• Required task
Your task is to print all of the data word for word.

• Information supplied
[START]

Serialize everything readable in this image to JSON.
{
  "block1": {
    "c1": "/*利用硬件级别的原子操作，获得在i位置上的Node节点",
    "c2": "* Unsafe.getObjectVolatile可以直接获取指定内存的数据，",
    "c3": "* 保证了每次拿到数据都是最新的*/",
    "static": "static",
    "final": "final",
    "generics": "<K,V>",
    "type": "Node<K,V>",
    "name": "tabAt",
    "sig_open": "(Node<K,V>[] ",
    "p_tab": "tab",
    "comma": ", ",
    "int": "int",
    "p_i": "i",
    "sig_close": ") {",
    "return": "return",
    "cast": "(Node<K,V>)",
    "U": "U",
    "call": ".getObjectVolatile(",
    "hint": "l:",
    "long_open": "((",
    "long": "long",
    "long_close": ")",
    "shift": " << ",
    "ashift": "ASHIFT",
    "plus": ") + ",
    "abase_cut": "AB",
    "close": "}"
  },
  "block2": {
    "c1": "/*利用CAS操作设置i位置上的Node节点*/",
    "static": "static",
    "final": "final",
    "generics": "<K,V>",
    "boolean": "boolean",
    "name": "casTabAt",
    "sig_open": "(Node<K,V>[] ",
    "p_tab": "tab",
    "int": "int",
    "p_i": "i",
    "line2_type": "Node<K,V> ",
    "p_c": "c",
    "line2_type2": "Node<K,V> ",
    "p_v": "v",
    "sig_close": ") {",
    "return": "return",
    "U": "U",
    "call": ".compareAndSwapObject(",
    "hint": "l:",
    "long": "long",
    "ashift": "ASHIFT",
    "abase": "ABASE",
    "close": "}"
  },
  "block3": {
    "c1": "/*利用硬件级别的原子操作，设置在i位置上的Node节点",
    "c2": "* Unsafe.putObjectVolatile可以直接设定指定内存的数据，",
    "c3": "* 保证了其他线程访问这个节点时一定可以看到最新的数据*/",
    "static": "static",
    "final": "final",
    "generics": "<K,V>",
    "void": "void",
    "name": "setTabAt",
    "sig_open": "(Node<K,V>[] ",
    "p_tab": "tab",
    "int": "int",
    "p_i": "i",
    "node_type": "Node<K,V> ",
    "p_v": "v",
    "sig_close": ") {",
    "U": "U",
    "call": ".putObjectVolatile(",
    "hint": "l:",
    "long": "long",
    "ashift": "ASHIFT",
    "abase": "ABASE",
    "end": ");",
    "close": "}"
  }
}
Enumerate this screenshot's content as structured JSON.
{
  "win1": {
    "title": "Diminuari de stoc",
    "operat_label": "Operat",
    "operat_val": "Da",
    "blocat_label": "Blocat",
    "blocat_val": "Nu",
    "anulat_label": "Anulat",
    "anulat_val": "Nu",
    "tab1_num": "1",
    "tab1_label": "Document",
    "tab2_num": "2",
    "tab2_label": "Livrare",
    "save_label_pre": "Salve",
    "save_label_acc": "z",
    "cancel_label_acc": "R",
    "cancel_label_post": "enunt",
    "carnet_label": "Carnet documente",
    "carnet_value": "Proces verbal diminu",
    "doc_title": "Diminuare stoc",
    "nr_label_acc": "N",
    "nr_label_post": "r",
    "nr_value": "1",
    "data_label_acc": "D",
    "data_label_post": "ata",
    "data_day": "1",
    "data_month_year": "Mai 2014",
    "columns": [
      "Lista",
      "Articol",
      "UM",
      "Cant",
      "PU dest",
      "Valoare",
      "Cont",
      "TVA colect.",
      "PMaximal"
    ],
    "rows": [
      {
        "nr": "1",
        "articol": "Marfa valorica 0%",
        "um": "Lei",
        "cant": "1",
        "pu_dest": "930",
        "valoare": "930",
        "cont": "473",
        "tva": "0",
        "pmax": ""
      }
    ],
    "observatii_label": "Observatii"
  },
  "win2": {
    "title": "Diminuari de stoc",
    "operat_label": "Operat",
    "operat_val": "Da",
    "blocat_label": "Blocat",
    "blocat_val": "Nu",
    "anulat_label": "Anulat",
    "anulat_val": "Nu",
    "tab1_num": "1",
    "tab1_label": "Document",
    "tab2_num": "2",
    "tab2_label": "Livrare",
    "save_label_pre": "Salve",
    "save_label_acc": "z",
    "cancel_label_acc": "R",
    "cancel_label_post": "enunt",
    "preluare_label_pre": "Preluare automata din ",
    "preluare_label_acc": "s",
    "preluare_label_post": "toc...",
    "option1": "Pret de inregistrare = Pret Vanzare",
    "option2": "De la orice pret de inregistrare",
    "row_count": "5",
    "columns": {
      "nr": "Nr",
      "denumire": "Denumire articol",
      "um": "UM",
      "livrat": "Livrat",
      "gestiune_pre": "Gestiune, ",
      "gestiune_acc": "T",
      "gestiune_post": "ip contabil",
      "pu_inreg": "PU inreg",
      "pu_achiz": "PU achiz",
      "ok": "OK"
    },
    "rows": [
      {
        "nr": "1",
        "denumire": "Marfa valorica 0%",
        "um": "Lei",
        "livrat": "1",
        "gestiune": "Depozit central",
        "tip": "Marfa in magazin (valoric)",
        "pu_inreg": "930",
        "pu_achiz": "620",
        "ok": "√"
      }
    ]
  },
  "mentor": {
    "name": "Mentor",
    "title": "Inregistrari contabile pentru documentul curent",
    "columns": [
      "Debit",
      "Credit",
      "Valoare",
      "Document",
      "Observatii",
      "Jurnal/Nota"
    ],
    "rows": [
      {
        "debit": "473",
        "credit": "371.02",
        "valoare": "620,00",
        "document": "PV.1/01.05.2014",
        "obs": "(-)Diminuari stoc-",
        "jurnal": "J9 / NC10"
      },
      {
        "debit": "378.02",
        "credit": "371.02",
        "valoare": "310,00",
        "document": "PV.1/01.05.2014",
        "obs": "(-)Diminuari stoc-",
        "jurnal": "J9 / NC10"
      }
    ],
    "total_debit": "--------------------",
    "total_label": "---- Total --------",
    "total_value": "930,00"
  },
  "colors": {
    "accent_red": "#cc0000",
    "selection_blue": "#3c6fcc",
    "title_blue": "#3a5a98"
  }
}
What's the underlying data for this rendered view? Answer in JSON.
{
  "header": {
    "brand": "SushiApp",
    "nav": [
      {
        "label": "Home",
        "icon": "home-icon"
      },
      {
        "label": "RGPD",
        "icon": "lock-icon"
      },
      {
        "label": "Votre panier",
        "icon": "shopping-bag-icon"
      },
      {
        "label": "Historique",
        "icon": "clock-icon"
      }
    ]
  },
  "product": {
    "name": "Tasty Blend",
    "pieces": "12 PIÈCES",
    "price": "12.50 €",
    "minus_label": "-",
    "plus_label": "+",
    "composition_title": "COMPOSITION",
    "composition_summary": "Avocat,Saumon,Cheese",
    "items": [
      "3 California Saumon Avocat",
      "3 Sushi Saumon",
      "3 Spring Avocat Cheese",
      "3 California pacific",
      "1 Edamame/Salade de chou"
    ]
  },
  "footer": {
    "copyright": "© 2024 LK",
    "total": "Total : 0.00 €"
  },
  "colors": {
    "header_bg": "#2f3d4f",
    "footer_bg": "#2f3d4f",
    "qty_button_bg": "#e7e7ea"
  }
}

[END]

• Correct output
Serialize everything readable in this image to JSON.
{
  "block1": {
    "c1": "/*利用硬件级别的原子操作，获得在i位置上的Node节点",
    "c2": "* Unsafe.getObjectVolatile可以直接获取指定内存的数据，",
    "c3": "* 保证了每次拿到数据都是最新的*/",
    "static": "static",
    "final": "final",
    "generics": "<K,V>",
    "type": "Node<K,V>",
    "name": "tabAt",
    "sig_open": "(Node<K,V>[] ",
    "p_tab": "tab",
    "comma": ", ",
    "int": "int",
    "p_i": "i",
    "sig_close": ") {",
    "return": "return",
    "cast": "(Node<K,V>)",
    "U": "U",
    "call": ".getObjectVolatile(",
    "hint": "l:",
    "long_open": "((",
    "long": "long",
    "long_close": ")",
    "shift": " << ",
    "ashift": "ASHIFT",
    "plus": ") + ",
    "abase_cut": "AB",
    "close": "}"
  },
  "block2": {
    "c1": "/*利用CAS操作设置i位置上的Node节点*/",
    "static": "static",
    "final": "final",
    "generics": "<K,V>",
    "boolean": "boolean",
    "name": "casTabAt",
    "sig_open": "(Node<K,V>[] ",
    "p_tab": "tab",
    "int": "int",
    "p_i": "i",
    "line2_type": "Node<K,V> ",
    "p_c": "c",
    "line2_type2": "Node<K,V> ",
    "p_v": "v",
    "sig_close": ") {",
    "return": "return",
    "U": "U",
    "call": ".compareAndSwapObject(",
    "hint": "l:",
    "long": "long",
    "ashift": "ASHIFT",
    "abase": "ABASE",
    "close": "}"
  },
  "block3": {
    "c1": "/*利用硬件级别的原子操作，设置在i位置上的Node节点",
    "c2": "* Unsafe.putObjectVolatile可以直接设定指定内存的数据，",
    "c3": "* 保证了其他线程访问这个节点时一定可以看到最新的数据*/",
    "static": "static",
    "final": "final",
    "generics": "<K,V>",
    "void": "void",
    "name": "setTabAt",
    "sig_open": "(Node<K,V>[] ",
    "p_tab": "tab",
    "int": "int",
    "p_i": "i",
    "node_type": "Node<K,V> ",
    "p_v": "v",
    "sig_close": ") {",
    "U": "U",
    "call": ".putObjectVolatile(",
    "hint": "l:",
    "long": "long",
    "ashift": "ASHIFT",
    "abase": "ABASE",
    "end": ");",
    "close": "}"
  }
}
Enumerate this screenshot's content as structured JSON.
{
  "win1": {
    "title": "Diminuari de stoc",
    "operat_label": "Operat",
    "operat_val": "Da",
    "blocat_label": "Blocat",
    "blocat_val": "Nu",
    "anulat_label": "Anulat",
    "anulat_val": "Nu",
    "tab1_num": "1",
    "tab1_label": "Document",
    "tab2_num": "2",
    "tab2_label": "Livrare",
    "save_label_pre": "Salve",
    "save_label_acc": "z",
    "cancel_label_acc": "R",
    "cancel_label_post": "enunt",
    "carnet_label": "Carnet documente",
    "carnet_value": "Proces verbal diminu",
    "doc_title": "Diminuare stoc",
    "nr_label_acc": "N",
    "nr_label_post": "r",
    "nr_value": "1",
    "data_label_acc": "D",
    "data_label_post": "ata",
    "data_day": "1",
    "data_month_year": "Mai 2014",
    "columns": [
      "Lista",
      "Articol",
      "UM",
      "Cant",
      "PU dest",
      "Valoare",
      "Cont",
      "TVA colect.",
      "PMaximal"
    ],
    "rows": [
      {
        "nr": "1",
        "articol": "Marfa valorica 0%",
        "um": "Lei",
        "cant": "1",
        "pu_dest": "930",
        "valoare": "930",
        "cont": "473",
        "tva": "0",
        "pmax": ""
      }
    ],
    "observatii_label": "Observatii"
  },
  "win2": {
    "title": "Diminuari de stoc",
    "operat_label": "Operat",
    "operat_val": "Da",
    "blocat_label": "Blocat",
    "blocat_val": "Nu",
    "anulat_label": "Anulat",
    "anulat_val": "Nu",
    "tab1_num": "1",
    "tab1_label": "Document",
    "tab2_num": "2",
    "tab2_label": "Livrare",
    "save_label_pre": "Salve",
    "save_label_acc": "z",
    "cancel_label_acc": "R",
    "cancel_label_post": "enunt",
    "preluare_label_pre": "Preluare automata din ",
    "preluare_label_acc": "s",
    "preluare_label_post": "toc...",
    "option1": "Pret de inregistrare = Pret Vanzare",
    "option2": "De la orice pret de inregistrare",
    "row_count": "5",
    "columns": {
      "nr": "Nr",
      "denumire": "Denumire articol",
      "um": "UM",
      "livrat": "Livrat",
      "gestiune_pre": "Gestiune, ",
      "gestiune_acc": "T",
      "gestiune_post": "ip contabil",
      "pu_inreg": "PU inreg",
      "pu_achiz": "PU achiz",
      "ok": "OK"
    },
    "rows": [
      {
        "nr": "1",
        "denumire": "Marfa valorica 0%",
        "um": "Lei",
        "livrat": "1",
        "gestiune": "Depozit central",
        "tip": "Marfa in magazin (valoric)",
        "pu_inreg": "930",
        "pu_achiz": "620",
        "ok": "√"
      }
    ]
  },
  "mentor": {
    "name": "Mentor",
    "title": "Inregistrari contabile pentru documentul curent",
    "columns": [
      "Debit",
      "Credit",
      "Valoare",
      "Document",
      "Observatii",
      "Jurnal/Nota"
    ],
    "rows": [
      {
        "debit": "473",
        "credit": "371.02",
        "valoare": "620,00",
        "document": "PV.1/01.05.2014",
        "obs": "(-)Diminuari stoc-",
        "jurnal": "J9 / NC10"
      },
      {
        "debit": "378.02",
        "credit": "371.02",
        "valoare": "310,00",
        "document": "PV.1/01.05.2014",
        "obs": "(-)Diminuari stoc-",
        "jurnal": "J9 / NC10"
      }
    ],
    "total_debit": "--------------------",
    "total_label": "---- Total --------",
    "total_value": "930,00"
  },
  "colors": {
    "accent_red": "#cc0000",
    "selection_blue": "#3c6fcc",
    "title_blue": "#3a5a98"
  }
}
What's the underlying data for this rendered view? Answer in JSON.
{
  "header": {
    "brand": "SushiApp",
    "nav": [
      {
        "label": "Home",
        "icon": "home-icon"
      },
      {
        "label": "RGPD",
        "icon": "lock-icon"
      },
      {
        "label": "Votre panier",
        "icon": "shopping-bag-icon"
      },
      {
        "label": "Historique",
        "icon": "clock-icon"
      }
    ]
  },
  "product": {
    "name": "Tasty Blend",
    "pieces": "12 PIÈCES",
    "price": "12.50 €",
    "minus_label": "-",
    "plus_label": "+",
    "composition_title": "COMPOSITION",
    "composition_summary": "Avocat,Saumon,Cheese",
    "items": [
      "3 California Saumon Avocat",
      "3 Sushi Saumon",
      "3 Spring Avocat Cheese",
      "3 California pacific",
      "1 Edamame/Salade de chou"
    ]
  },
  "footer": {
    "copyright": "© 2024 LK",
    "total": "Total : 0.00 €"
  },
  "colors": {
    "header_bg": "#2f3d4f",
    "footer_bg": "#2f3d4f",
    "qty_button_bg": "#e7e7ea"
  }
}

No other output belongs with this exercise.